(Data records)
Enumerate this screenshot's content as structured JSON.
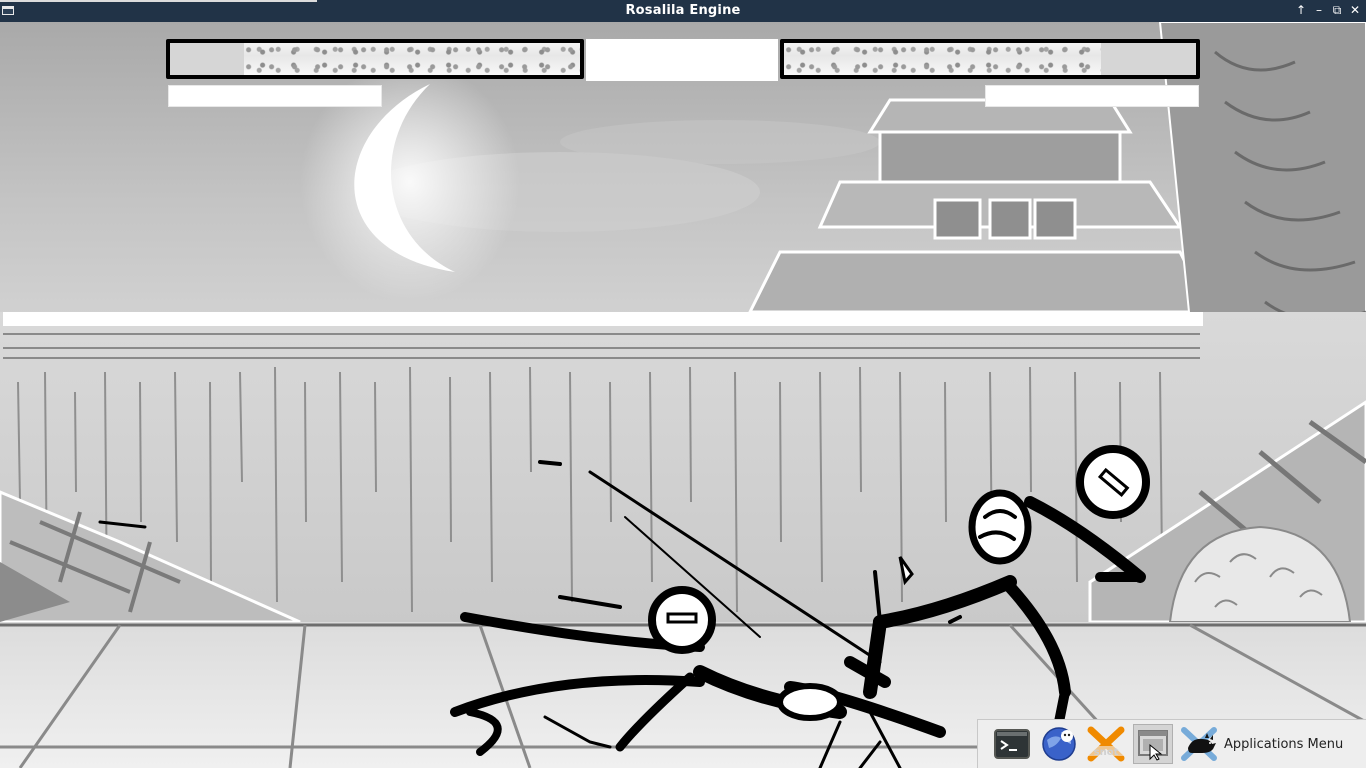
{
  "window": {
    "title": "Rosalila Engine",
    "controls": {
      "up_glyph": "↑",
      "minimize_glyph": "–",
      "maximize_glyph": "⧉",
      "close_glyph": "✕"
    }
  },
  "hud": {
    "p1_health_fraction": 0.82,
    "p2_health_fraction": 0.77
  },
  "taskbar": {
    "items": [
      {
        "icon": "terminal-icon"
      },
      {
        "icon": "web-browser-icon"
      },
      {
        "icon": "screenshot-tool-icon"
      },
      {
        "icon": "window-switcher-icon",
        "active": true
      }
    ],
    "apps_menu_label": "Applications Menu",
    "apps_menu_icon": "xfce-mouse-icon"
  },
  "colors": {
    "titlebar": "#213347",
    "taskbar": "#eeeeee",
    "accent_orange": "#f08a00"
  }
}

* **What to work on**
Where a line in the entries holds the word "screenshot", copy that line.

* **Final result**
Enumerate this screenshot's content as structured JSON.
        "icon": "screenshot-tool-icon"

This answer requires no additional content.